◆ **Material provided**:
---+---
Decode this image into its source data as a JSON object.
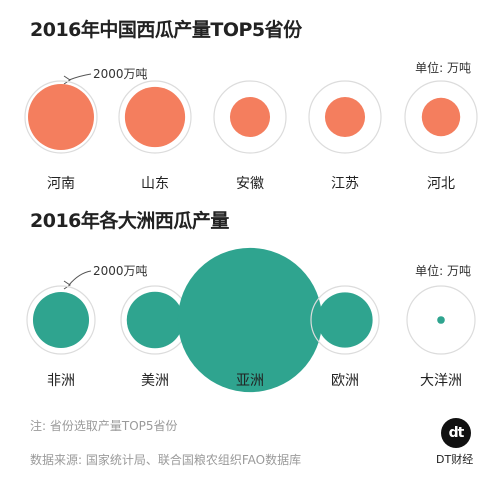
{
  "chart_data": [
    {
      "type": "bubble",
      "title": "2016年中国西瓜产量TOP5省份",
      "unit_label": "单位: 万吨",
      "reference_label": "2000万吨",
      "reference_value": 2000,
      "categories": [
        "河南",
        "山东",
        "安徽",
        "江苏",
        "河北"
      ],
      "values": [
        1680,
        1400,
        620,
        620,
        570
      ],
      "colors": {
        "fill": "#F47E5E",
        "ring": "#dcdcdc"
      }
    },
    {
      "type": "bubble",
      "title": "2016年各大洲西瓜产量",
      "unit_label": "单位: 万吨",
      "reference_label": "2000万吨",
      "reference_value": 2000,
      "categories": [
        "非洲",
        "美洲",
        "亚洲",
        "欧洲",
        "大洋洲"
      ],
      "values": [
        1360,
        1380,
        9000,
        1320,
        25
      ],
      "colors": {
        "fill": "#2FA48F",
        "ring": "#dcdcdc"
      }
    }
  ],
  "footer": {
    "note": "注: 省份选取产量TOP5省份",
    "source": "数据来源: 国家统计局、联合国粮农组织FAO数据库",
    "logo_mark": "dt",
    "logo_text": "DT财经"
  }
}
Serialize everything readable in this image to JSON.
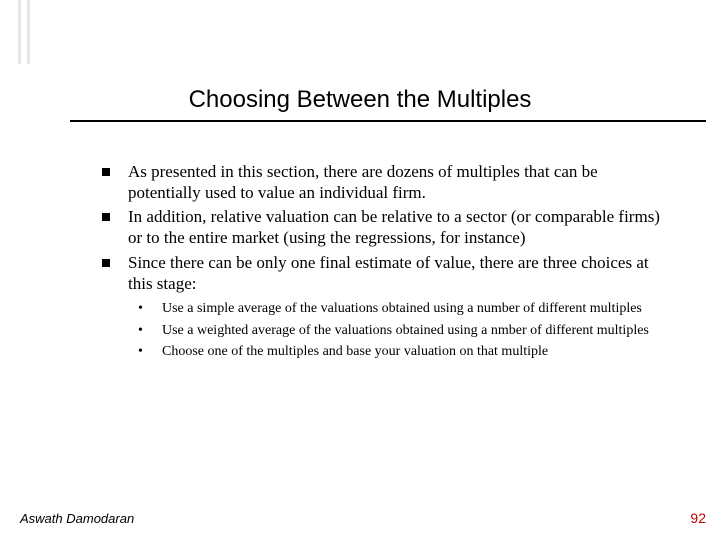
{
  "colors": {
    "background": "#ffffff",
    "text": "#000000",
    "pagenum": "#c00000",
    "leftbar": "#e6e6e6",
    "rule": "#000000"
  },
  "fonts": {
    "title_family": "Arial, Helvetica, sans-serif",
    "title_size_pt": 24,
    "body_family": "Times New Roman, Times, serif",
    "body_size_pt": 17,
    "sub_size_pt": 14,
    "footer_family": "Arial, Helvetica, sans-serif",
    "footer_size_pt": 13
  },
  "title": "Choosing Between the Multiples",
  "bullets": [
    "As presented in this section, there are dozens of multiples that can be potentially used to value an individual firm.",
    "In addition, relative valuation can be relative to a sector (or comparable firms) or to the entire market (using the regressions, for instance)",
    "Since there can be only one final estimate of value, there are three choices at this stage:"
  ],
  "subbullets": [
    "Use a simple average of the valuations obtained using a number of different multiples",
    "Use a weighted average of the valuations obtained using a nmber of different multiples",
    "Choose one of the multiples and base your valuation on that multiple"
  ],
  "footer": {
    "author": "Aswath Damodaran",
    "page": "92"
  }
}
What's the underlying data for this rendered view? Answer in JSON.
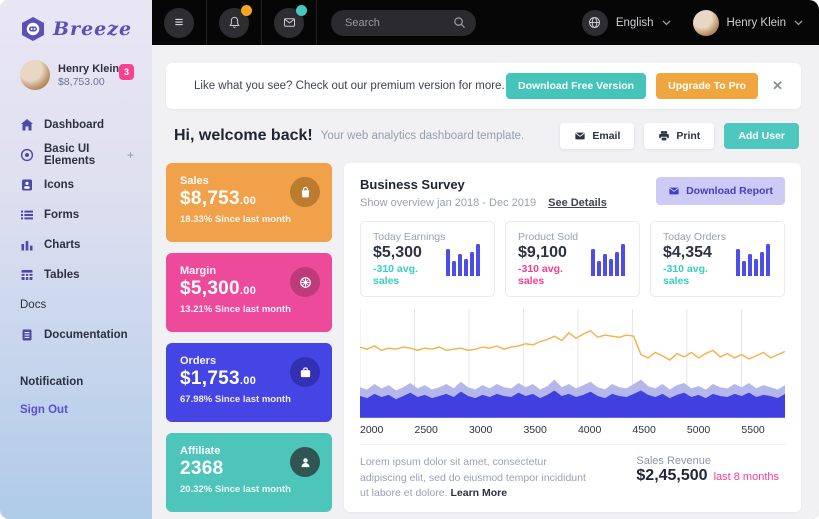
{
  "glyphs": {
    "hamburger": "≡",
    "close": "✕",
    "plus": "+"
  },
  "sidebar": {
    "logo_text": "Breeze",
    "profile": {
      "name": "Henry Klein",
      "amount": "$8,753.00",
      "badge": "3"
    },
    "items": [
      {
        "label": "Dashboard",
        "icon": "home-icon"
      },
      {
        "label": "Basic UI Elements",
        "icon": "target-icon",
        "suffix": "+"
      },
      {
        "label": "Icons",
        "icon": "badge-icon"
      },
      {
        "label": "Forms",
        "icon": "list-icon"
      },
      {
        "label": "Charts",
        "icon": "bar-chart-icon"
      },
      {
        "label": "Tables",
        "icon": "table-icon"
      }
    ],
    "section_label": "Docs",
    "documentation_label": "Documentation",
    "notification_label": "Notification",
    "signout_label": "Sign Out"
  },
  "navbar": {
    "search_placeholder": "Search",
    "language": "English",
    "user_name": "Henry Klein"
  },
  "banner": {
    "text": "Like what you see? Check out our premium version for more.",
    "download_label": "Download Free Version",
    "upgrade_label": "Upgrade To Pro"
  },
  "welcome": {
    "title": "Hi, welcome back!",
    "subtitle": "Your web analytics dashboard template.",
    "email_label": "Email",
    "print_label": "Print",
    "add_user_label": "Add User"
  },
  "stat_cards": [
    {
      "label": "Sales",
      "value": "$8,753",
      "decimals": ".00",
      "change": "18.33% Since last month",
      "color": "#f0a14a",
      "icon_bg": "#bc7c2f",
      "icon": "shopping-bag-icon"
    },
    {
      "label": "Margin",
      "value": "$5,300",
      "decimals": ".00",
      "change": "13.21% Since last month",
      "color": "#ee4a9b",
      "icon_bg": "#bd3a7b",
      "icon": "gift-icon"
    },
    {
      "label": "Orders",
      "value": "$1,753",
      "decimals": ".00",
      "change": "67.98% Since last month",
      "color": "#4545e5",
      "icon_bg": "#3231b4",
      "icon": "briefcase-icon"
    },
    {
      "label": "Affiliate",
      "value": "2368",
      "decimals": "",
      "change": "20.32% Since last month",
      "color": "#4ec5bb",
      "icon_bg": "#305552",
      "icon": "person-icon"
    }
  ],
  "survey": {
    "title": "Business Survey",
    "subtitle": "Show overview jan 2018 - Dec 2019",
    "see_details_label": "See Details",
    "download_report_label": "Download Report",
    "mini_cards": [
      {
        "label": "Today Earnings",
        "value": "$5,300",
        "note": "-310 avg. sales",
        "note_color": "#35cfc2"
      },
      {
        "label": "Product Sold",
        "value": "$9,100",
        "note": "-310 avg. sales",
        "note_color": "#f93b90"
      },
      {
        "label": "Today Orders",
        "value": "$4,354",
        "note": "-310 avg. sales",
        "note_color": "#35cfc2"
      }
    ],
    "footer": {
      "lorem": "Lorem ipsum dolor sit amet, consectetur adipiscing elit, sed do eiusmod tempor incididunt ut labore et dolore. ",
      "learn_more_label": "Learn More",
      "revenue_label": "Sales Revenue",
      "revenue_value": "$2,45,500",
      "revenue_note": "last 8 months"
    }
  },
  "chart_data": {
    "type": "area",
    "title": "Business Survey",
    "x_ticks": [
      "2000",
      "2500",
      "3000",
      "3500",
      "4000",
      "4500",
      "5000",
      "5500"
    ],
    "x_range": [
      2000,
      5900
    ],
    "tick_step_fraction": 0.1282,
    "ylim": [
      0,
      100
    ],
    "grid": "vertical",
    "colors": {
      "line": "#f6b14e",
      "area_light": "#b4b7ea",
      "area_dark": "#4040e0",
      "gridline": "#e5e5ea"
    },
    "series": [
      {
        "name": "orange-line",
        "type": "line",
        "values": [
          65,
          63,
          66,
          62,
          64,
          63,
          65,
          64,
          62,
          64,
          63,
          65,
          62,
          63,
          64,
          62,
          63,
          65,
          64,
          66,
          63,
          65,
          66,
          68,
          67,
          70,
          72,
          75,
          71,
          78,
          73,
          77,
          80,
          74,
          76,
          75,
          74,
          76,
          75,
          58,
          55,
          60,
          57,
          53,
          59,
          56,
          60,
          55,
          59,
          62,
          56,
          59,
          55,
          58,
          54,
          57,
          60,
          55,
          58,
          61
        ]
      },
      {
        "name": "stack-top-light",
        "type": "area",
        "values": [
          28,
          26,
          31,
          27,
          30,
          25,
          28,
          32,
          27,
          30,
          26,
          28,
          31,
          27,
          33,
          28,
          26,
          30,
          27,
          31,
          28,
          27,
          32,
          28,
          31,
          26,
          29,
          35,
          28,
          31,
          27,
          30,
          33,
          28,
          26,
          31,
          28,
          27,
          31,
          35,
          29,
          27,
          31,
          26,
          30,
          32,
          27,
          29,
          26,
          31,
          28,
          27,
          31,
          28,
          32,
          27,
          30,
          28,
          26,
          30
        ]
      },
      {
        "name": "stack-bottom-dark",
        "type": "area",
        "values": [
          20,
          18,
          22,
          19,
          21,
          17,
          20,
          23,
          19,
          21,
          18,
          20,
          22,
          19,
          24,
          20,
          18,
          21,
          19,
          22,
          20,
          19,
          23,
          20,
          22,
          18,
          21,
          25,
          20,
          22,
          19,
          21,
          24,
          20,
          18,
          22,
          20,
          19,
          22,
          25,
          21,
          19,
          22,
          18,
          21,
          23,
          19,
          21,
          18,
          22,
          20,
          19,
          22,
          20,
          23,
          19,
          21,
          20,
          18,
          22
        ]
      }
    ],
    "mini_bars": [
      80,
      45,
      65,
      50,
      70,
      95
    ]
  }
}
---+---
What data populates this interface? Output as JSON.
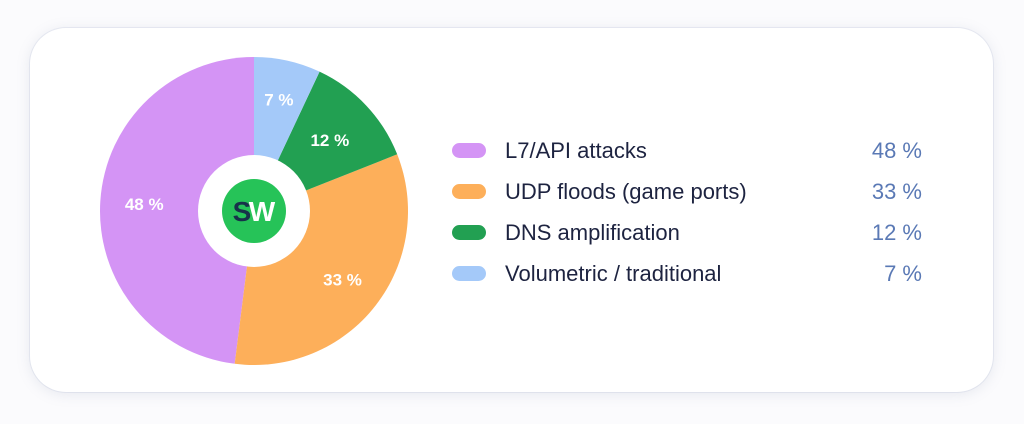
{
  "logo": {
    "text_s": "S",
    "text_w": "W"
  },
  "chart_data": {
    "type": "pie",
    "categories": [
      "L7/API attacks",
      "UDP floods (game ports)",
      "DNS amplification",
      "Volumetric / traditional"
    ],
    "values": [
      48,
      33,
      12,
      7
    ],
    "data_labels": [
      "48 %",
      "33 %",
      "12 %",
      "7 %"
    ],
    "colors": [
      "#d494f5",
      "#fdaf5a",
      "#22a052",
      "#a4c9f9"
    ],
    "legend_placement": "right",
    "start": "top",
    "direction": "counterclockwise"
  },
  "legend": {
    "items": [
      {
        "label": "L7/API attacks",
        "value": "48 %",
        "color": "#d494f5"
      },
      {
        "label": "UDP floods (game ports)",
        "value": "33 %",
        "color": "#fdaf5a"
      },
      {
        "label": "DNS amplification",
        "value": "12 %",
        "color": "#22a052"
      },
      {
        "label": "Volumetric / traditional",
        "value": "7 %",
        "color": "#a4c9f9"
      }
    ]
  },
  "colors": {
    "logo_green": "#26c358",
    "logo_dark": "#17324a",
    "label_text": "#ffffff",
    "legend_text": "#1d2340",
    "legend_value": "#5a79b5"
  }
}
---+---
◆ **Written exercise**: Show every line of the records above that contains the word "using".

◆ **Solved exercise**:
    "In addition, relative valuation can be relative to a sector (or comparable firms) or to the entire market (using the regressions, for instance)",
    "Use a simple average of the valuations obtained using a number of different multiples",
    "Use a weighted average of the valuations obtained using a nmber of different multiples",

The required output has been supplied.